Provide the data again in its entirety, exactly as given.

# start of Recorded data

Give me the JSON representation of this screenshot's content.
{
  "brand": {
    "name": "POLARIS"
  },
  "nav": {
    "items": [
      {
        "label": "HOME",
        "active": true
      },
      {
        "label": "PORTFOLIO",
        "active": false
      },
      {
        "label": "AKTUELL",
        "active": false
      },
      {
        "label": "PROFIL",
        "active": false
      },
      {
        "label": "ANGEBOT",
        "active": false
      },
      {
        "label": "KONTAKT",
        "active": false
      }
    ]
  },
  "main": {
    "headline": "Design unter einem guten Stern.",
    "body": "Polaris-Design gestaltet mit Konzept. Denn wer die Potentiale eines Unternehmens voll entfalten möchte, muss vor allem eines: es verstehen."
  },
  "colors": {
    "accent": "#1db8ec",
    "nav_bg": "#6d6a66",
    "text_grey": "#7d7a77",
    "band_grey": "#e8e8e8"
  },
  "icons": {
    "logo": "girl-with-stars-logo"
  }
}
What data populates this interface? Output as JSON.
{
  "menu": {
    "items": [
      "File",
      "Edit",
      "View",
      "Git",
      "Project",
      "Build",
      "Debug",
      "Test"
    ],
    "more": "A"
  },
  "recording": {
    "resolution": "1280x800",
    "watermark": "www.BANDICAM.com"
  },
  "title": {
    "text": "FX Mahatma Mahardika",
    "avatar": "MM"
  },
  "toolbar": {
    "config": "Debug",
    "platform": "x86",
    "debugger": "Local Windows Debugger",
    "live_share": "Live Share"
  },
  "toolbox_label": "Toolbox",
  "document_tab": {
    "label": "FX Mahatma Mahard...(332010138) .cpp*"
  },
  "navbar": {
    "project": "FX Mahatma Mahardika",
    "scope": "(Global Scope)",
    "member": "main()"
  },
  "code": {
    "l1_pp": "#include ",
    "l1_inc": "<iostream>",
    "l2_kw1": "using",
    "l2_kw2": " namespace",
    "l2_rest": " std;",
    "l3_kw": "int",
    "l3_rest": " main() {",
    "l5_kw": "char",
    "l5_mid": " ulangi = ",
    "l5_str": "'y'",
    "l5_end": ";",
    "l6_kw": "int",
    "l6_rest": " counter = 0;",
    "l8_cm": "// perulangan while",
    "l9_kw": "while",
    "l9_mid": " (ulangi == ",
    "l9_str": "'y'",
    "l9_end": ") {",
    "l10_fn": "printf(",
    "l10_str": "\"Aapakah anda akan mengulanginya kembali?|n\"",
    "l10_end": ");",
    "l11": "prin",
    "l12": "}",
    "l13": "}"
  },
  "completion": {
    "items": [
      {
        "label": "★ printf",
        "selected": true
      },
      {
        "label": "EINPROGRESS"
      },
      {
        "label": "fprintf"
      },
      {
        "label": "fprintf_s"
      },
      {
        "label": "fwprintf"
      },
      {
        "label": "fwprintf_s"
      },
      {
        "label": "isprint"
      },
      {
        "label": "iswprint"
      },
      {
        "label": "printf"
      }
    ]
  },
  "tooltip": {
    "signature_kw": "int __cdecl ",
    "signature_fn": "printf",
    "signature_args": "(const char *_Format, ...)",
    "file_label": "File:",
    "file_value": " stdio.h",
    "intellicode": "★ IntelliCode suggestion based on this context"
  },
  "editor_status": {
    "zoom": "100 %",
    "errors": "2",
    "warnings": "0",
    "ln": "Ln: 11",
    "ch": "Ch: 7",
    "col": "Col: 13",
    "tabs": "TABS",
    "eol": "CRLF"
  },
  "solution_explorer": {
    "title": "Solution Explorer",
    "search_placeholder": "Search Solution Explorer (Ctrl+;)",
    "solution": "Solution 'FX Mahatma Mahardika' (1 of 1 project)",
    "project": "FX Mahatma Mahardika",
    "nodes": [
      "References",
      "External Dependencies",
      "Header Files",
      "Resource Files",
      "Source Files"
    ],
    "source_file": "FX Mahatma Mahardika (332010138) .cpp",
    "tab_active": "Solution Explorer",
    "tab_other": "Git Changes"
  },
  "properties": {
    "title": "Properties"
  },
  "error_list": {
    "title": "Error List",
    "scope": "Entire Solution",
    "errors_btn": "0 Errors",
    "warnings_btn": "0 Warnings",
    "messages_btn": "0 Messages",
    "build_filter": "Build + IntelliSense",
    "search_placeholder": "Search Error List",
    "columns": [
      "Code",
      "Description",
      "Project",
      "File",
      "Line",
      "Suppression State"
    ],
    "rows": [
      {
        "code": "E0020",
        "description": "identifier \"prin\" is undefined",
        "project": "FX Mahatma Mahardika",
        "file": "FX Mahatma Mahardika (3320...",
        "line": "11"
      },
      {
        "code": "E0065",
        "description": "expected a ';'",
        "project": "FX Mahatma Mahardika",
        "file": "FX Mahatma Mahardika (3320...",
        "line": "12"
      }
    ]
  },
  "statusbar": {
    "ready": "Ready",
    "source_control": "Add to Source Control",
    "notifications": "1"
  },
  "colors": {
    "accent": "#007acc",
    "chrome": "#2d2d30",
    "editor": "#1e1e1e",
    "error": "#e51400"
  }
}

# end of Recorded data

Response to this exercise ->
Give me the JSON representation of this screenshot's content.
{
  "brand": {
    "name": "POLARIS"
  },
  "nav": {
    "items": [
      {
        "label": "HOME",
        "active": true
      },
      {
        "label": "PORTFOLIO",
        "active": false
      },
      {
        "label": "AKTUELL",
        "active": false
      },
      {
        "label": "PROFIL",
        "active": false
      },
      {
        "label": "ANGEBOT",
        "active": false
      },
      {
        "label": "KONTAKT",
        "active": false
      }
    ]
  },
  "main": {
    "headline": "Design unter einem guten Stern.",
    "body": "Polaris-Design gestaltet mit Konzept. Denn wer die Potentiale eines Unternehmens voll entfalten möchte, muss vor allem eines: es verstehen."
  },
  "colors": {
    "accent": "#1db8ec",
    "nav_bg": "#6d6a66",
    "text_grey": "#7d7a77",
    "band_grey": "#e8e8e8"
  },
  "icons": {
    "logo": "girl-with-stars-logo"
  }
}
What data populates this interface? Output as JSON.
{
  "menu": {
    "items": [
      "File",
      "Edit",
      "View",
      "Git",
      "Project",
      "Build",
      "Debug",
      "Test"
    ],
    "more": "A"
  },
  "recording": {
    "resolution": "1280x800",
    "watermark": "www.BANDICAM.com"
  },
  "title": {
    "text": "FX Mahatma Mahardika",
    "avatar": "MM"
  },
  "toolbar": {
    "config": "Debug",
    "platform": "x86",
    "debugger": "Local Windows Debugger",
    "live_share": "Live Share"
  },
  "toolbox_label": "Toolbox",
  "document_tab": {
    "label": "FX Mahatma Mahard...(332010138) .cpp*"
  },
  "navbar": {
    "project": "FX Mahatma Mahardika",
    "scope": "(Global Scope)",
    "member": "main()"
  },
  "code": {
    "l1_pp": "#include ",
    "l1_inc": "<iostream>",
    "l2_kw1": "using",
    "l2_kw2": " namespace",
    "l2_rest": " std;",
    "l3_kw": "int",
    "l3_rest": " main() {",
    "l5_kw": "char",
    "l5_mid": " ulangi = ",
    "l5_str": "'y'",
    "l5_end": ";",
    "l6_kw": "int",
    "l6_rest": " counter = 0;",
    "l8_cm": "// perulangan while",
    "l9_kw": "while",
    "l9_mid": " (ulangi == ",
    "l9_str": "'y'",
    "l9_end": ") {",
    "l10_fn": "printf(",
    "l10_str": "\"Aapakah anda akan mengulanginya kembali?|n\"",
    "l10_end": ");",
    "l11": "prin",
    "l12": "}",
    "l13": "}"
  },
  "completion": {
    "items": [
      {
        "label": "★ printf",
        "selected": true
      },
      {
        "label": "EINPROGRESS"
      },
      {
        "label": "fprintf"
      },
      {
        "label": "fprintf_s"
      },
      {
        "label": "fwprintf"
      },
      {
        "label": "fwprintf_s"
      },
      {
        "label": "isprint"
      },
      {
        "label": "iswprint"
      },
      {
        "label": "printf"
      }
    ]
  },
  "tooltip": {
    "signature_kw": "int __cdecl ",
    "signature_fn": "printf",
    "signature_args": "(const char *_Format, ...)",
    "file_label": "File:",
    "file_value": " stdio.h",
    "intellicode": "★ IntelliCode suggestion based on this context"
  },
  "editor_status": {
    "zoom": "100 %",
    "errors": "2",
    "warnings": "0",
    "ln": "Ln: 11",
    "ch": "Ch: 7",
    "col": "Col: 13",
    "tabs": "TABS",
    "eol": "CRLF"
  },
  "solution_explorer": {
    "title": "Solution Explorer",
    "search_placeholder": "Search Solution Explorer (Ctrl+;)",
    "solution": "Solution 'FX Mahatma Mahardika' (1 of 1 project)",
    "project": "FX Mahatma Mahardika",
    "nodes": [
      "References",
      "External Dependencies",
      "Header Files",
      "Resource Files",
      "Source Files"
    ],
    "source_file": "FX Mahatma Mahardika (332010138) .cpp",
    "tab_active": "Solution Explorer",
    "tab_other": "Git Changes"
  },
  "properties": {
    "title": "Properties"
  },
  "error_list": {
    "title": "Error List",
    "scope": "Entire Solution",
    "errors_btn": "0 Errors",
    "warnings_btn": "0 Warnings",
    "messages_btn": "0 Messages",
    "build_filter": "Build + IntelliSense",
    "search_placeholder": "Search Error List",
    "columns": [
      "Code",
      "Description",
      "Project",
      "File",
      "Line",
      "Suppression State"
    ],
    "rows": [
      {
        "code": "E0020",
        "description": "identifier \"prin\" is undefined",
        "project": "FX Mahatma Mahardika",
        "file": "FX Mahatma Mahardika (3320...",
        "line": "11"
      },
      {
        "code": "E0065",
        "description": "expected a ';'",
        "project": "FX Mahatma Mahardika",
        "file": "FX Mahatma Mahardika (3320...",
        "line": "12"
      }
    ]
  },
  "statusbar": {
    "ready": "Ready",
    "source_control": "Add to Source Control",
    "notifications": "1"
  },
  "colors": {
    "accent": "#007acc",
    "chrome": "#2d2d30",
    "editor": "#1e1e1e",
    "error": "#e51400"
  }
}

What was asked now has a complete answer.